**Given instruction**
Pull out every line containing the string "dissertation".

▬▬▬

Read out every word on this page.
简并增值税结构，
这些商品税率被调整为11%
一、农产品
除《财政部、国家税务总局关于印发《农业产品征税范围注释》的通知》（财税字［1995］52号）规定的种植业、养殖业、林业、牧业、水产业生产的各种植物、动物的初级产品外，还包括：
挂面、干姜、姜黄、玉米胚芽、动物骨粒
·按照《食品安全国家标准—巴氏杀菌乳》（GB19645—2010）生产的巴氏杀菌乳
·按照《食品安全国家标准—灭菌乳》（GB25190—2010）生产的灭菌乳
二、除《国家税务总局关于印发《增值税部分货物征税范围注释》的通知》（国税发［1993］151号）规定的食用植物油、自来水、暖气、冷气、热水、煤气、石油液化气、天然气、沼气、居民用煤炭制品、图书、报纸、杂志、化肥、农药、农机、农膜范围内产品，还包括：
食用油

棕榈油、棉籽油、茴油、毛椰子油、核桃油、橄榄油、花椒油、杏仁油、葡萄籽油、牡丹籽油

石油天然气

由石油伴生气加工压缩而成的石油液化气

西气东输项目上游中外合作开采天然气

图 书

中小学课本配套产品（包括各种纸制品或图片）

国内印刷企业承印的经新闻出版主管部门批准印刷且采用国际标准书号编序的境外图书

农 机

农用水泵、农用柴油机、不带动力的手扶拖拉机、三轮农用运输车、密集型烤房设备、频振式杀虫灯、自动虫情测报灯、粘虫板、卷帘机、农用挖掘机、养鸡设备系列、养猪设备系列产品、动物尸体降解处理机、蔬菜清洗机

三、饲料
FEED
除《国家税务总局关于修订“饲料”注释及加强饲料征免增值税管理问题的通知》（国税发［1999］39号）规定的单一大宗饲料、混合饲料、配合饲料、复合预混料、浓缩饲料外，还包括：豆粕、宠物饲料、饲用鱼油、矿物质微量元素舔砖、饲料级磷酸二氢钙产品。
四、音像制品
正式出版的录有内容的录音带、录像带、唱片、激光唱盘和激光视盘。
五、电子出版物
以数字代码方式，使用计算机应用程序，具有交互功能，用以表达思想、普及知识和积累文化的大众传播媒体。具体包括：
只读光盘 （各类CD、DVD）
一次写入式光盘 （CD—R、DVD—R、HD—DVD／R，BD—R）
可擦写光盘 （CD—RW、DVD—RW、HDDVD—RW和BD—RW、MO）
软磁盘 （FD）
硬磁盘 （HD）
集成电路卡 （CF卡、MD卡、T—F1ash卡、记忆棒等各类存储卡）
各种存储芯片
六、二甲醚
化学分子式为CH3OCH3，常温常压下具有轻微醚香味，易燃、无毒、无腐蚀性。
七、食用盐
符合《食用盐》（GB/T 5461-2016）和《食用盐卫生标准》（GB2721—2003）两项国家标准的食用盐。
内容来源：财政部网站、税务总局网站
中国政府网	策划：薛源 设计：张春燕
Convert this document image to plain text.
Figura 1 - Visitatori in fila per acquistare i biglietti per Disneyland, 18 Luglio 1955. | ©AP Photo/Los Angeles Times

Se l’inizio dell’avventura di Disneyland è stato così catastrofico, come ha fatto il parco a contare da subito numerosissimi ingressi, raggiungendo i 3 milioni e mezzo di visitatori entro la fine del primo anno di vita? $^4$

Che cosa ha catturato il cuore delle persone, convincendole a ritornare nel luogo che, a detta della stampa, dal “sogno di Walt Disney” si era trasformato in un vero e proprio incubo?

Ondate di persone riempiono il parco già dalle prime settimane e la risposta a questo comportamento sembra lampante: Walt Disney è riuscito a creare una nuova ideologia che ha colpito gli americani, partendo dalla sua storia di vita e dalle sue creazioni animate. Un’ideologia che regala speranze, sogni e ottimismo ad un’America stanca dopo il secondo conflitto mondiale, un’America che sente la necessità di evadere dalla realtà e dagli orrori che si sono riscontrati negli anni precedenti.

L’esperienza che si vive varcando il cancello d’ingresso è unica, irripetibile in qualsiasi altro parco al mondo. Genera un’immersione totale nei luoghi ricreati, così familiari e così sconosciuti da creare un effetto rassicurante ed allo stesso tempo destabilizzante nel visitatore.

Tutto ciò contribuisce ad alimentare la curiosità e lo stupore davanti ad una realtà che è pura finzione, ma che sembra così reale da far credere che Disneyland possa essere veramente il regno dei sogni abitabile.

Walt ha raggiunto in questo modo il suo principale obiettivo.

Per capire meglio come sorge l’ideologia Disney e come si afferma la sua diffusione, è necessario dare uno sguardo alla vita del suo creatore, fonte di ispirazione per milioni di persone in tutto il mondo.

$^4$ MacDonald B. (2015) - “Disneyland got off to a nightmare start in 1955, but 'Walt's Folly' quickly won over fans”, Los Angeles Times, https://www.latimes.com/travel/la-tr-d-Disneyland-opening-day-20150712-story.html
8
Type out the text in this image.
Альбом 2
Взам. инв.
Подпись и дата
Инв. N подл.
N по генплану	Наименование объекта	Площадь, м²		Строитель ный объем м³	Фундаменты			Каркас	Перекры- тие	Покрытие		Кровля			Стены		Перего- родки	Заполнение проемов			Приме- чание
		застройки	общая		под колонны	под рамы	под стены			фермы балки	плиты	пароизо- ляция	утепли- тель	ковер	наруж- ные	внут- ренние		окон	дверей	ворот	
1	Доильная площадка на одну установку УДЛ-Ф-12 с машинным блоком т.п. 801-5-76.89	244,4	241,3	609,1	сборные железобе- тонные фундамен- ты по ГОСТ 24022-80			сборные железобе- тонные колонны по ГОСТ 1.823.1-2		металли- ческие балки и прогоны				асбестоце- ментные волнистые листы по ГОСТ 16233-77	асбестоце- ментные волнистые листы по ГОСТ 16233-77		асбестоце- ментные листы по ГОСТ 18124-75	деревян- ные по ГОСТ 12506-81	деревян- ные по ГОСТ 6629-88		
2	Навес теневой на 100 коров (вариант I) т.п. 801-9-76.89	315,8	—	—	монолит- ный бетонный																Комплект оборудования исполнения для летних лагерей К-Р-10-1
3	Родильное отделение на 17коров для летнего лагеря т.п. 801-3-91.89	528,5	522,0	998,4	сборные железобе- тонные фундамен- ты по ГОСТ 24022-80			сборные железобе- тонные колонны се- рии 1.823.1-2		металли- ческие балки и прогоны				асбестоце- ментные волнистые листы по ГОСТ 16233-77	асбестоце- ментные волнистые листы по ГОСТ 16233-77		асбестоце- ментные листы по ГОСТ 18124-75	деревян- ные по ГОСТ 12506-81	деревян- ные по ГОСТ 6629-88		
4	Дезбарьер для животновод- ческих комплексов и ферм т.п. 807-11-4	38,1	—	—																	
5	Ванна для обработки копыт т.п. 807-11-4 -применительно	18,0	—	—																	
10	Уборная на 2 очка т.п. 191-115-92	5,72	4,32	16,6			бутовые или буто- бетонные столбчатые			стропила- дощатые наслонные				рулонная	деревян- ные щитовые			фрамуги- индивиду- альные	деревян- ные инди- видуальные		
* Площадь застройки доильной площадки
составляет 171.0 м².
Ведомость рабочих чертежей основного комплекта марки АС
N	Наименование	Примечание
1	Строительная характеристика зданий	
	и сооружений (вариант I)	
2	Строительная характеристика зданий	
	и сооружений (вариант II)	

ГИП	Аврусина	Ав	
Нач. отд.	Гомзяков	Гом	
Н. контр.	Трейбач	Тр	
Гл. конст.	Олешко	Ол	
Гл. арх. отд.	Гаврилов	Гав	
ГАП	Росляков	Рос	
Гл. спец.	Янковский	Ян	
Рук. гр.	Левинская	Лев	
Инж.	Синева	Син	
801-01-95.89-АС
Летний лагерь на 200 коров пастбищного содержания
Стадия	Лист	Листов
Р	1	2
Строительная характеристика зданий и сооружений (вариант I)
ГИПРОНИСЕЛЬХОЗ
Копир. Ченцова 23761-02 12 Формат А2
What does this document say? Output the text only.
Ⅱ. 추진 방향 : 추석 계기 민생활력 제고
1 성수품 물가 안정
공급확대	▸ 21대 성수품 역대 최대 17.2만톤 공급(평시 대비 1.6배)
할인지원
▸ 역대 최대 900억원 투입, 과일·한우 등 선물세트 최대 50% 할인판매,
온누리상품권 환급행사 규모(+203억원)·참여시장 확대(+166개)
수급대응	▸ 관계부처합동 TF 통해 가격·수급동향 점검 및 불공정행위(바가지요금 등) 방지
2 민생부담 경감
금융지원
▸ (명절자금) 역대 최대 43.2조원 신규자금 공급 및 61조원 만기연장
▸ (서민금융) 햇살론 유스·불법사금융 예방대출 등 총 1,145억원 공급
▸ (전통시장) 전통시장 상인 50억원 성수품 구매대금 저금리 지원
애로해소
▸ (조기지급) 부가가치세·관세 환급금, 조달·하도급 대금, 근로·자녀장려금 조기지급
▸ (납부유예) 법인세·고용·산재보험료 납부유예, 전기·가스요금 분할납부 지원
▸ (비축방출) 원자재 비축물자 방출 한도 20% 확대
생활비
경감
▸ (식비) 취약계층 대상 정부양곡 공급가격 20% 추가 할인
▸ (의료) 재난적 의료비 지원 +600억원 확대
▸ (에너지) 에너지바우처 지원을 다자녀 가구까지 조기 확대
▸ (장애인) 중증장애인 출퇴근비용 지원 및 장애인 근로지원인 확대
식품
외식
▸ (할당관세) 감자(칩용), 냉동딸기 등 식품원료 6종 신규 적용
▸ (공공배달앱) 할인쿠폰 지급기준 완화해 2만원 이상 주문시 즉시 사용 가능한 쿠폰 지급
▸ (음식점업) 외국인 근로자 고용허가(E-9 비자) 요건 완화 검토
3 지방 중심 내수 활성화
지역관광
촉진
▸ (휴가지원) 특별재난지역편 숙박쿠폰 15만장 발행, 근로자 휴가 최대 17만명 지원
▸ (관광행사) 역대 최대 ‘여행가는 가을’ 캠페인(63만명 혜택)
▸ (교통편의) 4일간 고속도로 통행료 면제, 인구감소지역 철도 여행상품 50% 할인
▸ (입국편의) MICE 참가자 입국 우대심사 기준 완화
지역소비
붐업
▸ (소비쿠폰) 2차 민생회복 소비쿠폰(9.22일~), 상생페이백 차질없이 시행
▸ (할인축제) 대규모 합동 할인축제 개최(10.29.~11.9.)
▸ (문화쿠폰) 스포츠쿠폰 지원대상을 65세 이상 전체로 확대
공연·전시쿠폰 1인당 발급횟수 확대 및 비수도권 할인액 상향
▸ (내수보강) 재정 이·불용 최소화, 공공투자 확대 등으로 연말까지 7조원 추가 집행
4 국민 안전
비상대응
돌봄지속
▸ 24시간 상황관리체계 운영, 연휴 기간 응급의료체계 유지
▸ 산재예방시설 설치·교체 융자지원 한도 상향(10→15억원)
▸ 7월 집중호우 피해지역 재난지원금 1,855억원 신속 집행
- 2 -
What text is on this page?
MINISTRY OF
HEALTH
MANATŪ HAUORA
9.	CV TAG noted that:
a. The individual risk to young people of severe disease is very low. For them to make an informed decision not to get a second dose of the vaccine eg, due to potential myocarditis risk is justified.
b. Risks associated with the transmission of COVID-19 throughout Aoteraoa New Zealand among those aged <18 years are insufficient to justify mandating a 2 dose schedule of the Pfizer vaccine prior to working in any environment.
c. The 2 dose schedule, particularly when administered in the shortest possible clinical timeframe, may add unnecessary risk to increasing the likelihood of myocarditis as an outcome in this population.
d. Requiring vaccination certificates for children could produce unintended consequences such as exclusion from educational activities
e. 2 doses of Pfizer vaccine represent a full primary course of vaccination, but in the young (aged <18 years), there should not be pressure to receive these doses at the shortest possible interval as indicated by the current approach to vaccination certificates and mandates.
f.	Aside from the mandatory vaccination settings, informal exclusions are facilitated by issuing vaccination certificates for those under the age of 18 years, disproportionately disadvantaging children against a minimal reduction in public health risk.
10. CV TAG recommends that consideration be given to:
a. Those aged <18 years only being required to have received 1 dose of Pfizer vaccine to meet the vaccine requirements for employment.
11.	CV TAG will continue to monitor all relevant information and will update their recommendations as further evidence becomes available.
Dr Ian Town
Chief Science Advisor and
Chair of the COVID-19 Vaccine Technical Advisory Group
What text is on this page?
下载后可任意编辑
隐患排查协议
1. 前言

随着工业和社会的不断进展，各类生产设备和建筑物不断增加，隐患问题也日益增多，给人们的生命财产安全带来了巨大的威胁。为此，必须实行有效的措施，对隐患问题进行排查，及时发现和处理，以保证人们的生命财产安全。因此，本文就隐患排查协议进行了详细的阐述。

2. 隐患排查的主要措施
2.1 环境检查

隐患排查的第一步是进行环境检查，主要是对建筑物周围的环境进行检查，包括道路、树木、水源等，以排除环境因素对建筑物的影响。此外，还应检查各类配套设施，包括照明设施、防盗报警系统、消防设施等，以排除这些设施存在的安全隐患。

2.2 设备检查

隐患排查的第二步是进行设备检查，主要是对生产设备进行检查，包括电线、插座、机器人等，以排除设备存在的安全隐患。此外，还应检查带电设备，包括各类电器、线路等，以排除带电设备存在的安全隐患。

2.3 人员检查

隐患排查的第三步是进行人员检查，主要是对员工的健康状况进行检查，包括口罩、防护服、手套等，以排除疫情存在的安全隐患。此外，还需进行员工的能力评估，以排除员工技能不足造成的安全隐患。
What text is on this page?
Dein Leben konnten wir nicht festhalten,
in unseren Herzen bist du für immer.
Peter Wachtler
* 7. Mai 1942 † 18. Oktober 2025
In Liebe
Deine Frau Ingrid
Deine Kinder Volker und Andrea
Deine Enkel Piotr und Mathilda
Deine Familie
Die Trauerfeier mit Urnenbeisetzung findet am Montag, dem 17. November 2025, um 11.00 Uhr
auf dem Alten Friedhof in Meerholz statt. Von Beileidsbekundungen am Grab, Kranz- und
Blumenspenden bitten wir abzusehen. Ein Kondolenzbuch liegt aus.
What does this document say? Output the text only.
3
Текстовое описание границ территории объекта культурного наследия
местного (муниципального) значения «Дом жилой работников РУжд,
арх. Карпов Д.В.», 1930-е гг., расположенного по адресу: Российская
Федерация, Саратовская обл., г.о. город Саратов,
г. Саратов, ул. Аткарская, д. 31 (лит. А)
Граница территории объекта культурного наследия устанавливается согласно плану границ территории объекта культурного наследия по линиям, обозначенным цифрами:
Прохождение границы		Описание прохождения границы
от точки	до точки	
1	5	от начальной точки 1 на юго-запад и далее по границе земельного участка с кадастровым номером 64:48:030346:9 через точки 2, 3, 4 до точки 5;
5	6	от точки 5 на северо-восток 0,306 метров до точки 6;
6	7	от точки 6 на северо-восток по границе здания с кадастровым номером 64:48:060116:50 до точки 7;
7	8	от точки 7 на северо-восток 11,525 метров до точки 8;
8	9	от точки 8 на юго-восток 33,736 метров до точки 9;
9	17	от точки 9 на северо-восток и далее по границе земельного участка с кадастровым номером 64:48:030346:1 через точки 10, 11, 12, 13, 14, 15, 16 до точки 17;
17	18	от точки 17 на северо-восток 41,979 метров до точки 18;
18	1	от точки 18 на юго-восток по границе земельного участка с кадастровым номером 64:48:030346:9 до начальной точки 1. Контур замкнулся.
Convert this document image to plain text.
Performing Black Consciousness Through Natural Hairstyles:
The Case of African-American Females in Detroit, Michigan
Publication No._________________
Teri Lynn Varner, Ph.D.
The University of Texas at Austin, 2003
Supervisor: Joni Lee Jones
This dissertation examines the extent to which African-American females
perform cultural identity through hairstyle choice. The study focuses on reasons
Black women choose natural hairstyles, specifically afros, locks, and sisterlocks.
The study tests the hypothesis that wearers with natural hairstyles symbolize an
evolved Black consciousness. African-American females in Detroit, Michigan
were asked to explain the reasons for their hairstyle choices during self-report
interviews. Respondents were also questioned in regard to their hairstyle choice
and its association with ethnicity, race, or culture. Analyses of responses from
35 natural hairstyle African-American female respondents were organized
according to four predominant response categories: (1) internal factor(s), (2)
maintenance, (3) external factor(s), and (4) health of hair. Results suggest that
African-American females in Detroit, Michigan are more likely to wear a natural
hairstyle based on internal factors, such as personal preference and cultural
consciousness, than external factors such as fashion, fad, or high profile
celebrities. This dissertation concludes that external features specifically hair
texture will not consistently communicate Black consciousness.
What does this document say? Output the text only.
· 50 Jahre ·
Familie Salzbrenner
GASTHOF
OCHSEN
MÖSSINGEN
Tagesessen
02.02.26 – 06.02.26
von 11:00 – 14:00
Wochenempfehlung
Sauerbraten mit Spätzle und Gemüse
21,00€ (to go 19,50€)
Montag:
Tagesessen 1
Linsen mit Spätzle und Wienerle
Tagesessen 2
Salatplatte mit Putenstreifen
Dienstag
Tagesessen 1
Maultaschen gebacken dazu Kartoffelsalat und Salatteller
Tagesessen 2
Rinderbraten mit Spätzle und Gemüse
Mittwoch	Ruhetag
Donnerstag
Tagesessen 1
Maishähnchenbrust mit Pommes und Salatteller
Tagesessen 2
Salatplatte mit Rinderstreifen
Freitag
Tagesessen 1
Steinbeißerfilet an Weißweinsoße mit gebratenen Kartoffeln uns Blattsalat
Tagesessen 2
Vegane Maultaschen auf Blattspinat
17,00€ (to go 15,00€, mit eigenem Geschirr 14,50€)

▬▬▬

**Exercise solution**
This dissertation examines the extent to which African-American females
celebrities. This dissertation concludes that external features specifically hair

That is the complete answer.